Supplied information |
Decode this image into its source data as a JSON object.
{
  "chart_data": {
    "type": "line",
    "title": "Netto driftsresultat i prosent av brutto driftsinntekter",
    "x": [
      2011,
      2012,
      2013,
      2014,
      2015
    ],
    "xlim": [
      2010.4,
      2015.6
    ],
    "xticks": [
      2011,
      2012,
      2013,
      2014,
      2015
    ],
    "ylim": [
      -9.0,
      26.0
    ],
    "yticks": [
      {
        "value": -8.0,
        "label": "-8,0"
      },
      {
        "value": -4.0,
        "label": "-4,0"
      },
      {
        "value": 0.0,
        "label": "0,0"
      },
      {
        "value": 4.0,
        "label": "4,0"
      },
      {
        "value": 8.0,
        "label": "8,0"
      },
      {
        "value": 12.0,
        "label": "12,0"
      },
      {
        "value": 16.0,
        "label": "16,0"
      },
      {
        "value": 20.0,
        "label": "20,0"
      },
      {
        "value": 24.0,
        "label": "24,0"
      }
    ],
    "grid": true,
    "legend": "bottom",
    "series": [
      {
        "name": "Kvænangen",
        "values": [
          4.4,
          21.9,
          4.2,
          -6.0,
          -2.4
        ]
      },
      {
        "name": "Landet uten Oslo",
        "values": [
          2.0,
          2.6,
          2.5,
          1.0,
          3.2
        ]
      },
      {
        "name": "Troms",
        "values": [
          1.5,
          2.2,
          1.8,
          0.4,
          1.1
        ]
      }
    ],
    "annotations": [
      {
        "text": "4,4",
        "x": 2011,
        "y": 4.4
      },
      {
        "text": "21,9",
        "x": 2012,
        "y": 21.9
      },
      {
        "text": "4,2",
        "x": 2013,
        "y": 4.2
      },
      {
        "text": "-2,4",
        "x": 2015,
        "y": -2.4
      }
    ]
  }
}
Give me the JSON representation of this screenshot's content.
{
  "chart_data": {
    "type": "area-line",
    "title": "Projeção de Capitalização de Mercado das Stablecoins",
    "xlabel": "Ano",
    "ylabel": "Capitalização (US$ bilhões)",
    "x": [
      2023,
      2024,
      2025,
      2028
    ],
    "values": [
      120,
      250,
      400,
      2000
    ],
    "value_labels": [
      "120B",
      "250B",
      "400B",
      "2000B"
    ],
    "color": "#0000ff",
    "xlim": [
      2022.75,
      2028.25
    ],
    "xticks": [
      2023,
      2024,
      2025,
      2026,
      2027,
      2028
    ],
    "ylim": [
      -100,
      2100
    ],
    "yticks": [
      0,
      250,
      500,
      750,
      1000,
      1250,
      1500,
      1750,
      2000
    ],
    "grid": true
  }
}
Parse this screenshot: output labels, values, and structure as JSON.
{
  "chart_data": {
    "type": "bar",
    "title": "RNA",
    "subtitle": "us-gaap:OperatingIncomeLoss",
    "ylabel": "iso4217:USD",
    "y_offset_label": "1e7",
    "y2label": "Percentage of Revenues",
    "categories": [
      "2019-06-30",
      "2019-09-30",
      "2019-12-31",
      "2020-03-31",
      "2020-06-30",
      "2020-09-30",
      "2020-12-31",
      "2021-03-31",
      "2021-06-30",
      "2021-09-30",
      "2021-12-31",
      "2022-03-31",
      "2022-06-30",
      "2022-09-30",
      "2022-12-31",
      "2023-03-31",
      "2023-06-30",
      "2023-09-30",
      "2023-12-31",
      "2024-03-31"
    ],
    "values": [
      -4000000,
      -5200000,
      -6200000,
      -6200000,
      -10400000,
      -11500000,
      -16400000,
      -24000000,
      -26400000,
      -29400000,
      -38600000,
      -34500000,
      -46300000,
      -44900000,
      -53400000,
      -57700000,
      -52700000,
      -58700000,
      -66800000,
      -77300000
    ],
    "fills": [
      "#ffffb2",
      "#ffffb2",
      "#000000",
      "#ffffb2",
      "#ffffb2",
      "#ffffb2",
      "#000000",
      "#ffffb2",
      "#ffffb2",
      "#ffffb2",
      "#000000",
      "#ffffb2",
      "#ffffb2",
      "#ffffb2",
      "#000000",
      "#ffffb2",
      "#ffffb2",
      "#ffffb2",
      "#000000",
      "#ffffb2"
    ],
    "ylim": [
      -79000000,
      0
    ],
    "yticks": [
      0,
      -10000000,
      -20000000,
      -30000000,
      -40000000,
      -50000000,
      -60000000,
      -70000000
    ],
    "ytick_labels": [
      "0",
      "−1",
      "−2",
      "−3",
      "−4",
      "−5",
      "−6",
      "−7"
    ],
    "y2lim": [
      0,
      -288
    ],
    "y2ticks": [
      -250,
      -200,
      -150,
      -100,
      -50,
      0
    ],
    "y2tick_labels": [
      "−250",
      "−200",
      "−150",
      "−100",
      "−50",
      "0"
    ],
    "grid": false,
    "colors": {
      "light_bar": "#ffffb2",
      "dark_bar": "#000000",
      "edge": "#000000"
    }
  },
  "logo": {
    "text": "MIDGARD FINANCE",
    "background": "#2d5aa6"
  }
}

Problem statement | Word for word, extract all the records.

Solution |
Decode this image into its source data as a JSON object.
{
  "chart_data": {
    "type": "line",
    "title": "Netto driftsresultat i prosent av brutto driftsinntekter",
    "x": [
      2011,
      2012,
      2013,
      2014,
      2015
    ],
    "xlim": [
      2010.4,
      2015.6
    ],
    "xticks": [
      2011,
      2012,
      2013,
      2014,
      2015
    ],
    "ylim": [
      -9.0,
      26.0
    ],
    "yticks": [
      {
        "value": -8.0,
        "label": "-8,0"
      },
      {
        "value": -4.0,
        "label": "-4,0"
      },
      {
        "value": 0.0,
        "label": "0,0"
      },
      {
        "value": 4.0,
        "label": "4,0"
      },
      {
        "value": 8.0,
        "label": "8,0"
      },
      {
        "value": 12.0,
        "label": "12,0"
      },
      {
        "value": 16.0,
        "label": "16,0"
      },
      {
        "value": 20.0,
        "label": "20,0"
      },
      {
        "value": 24.0,
        "label": "24,0"
      }
    ],
    "grid": true,
    "legend": "bottom",
    "series": [
      {
        "name": "Kvænangen",
        "values": [
          4.4,
          21.9,
          4.2,
          -6.0,
          -2.4
        ]
      },
      {
        "name": "Landet uten Oslo",
        "values": [
          2.0,
          2.6,
          2.5,
          1.0,
          3.2
        ]
      },
      {
        "name": "Troms",
        "values": [
          1.5,
          2.2,
          1.8,
          0.4,
          1.1
        ]
      }
    ],
    "annotations": [
      {
        "text": "4,4",
        "x": 2011,
        "y": 4.4
      },
      {
        "text": "21,9",
        "x": 2012,
        "y": 21.9
      },
      {
        "text": "4,2",
        "x": 2013,
        "y": 4.2
      },
      {
        "text": "-2,4",
        "x": 2015,
        "y": -2.4
      }
    ]
  }
}
Give me the JSON representation of this screenshot's content.
{
  "chart_data": {
    "type": "area-line",
    "title": "Projeção de Capitalização de Mercado das Stablecoins",
    "xlabel": "Ano",
    "ylabel": "Capitalização (US$ bilhões)",
    "x": [
      2023,
      2024,
      2025,
      2028
    ],
    "values": [
      120,
      250,
      400,
      2000
    ],
    "value_labels": [
      "120B",
      "250B",
      "400B",
      "2000B"
    ],
    "color": "#0000ff",
    "xlim": [
      2022.75,
      2028.25
    ],
    "xticks": [
      2023,
      2024,
      2025,
      2026,
      2027,
      2028
    ],
    "ylim": [
      -100,
      2100
    ],
    "yticks": [
      0,
      250,
      500,
      750,
      1000,
      1250,
      1500,
      1750,
      2000
    ],
    "grid": true
  }
}
Parse this screenshot: output labels, values, and structure as JSON.
{
  "chart_data": {
    "type": "bar",
    "title": "RNA",
    "subtitle": "us-gaap:OperatingIncomeLoss",
    "ylabel": "iso4217:USD",
    "y_offset_label": "1e7",
    "y2label": "Percentage of Revenues",
    "categories": [
      "2019-06-30",
      "2019-09-30",
      "2019-12-31",
      "2020-03-31",
      "2020-06-30",
      "2020-09-30",
      "2020-12-31",
      "2021-03-31",
      "2021-06-30",
      "2021-09-30",
      "2021-12-31",
      "2022-03-31",
      "2022-06-30",
      "2022-09-30",
      "2022-12-31",
      "2023-03-31",
      "2023-06-30",
      "2023-09-30",
      "2023-12-31",
      "2024-03-31"
    ],
    "values": [
      -4000000,
      -5200000,
      -6200000,
      -6200000,
      -10400000,
      -11500000,
      -16400000,
      -24000000,
      -26400000,
      -29400000,
      -38600000,
      -34500000,
      -46300000,
      -44900000,
      -53400000,
      -57700000,
      -52700000,
      -58700000,
      -66800000,
      -77300000
    ],
    "fills": [
      "#ffffb2",
      "#ffffb2",
      "#000000",
      "#ffffb2",
      "#ffffb2",
      "#ffffb2",
      "#000000",
      "#ffffb2",
      "#ffffb2",
      "#ffffb2",
      "#000000",
      "#ffffb2",
      "#ffffb2",
      "#ffffb2",
      "#000000",
      "#ffffb2",
      "#ffffb2",
      "#ffffb2",
      "#000000",
      "#ffffb2"
    ],
    "ylim": [
      -79000000,
      0
    ],
    "yticks": [
      0,
      -10000000,
      -20000000,
      -30000000,
      -40000000,
      -50000000,
      -60000000,
      -70000000
    ],
    "ytick_labels": [
      "0",
      "−1",
      "−2",
      "−3",
      "−4",
      "−5",
      "−6",
      "−7"
    ],
    "y2lim": [
      0,
      -288
    ],
    "y2ticks": [
      -250,
      -200,
      -150,
      -100,
      -50,
      0
    ],
    "y2tick_labels": [
      "−250",
      "−200",
      "−150",
      "−100",
      "−50",
      "0"
    ],
    "grid": false,
    "colors": {
      "light_bar": "#ffffb2",
      "dark_bar": "#000000",
      "edge": "#000000"
    }
  },
  "logo": {
    "text": "MIDGARD FINANCE",
    "background": "#2d5aa6"
  }
}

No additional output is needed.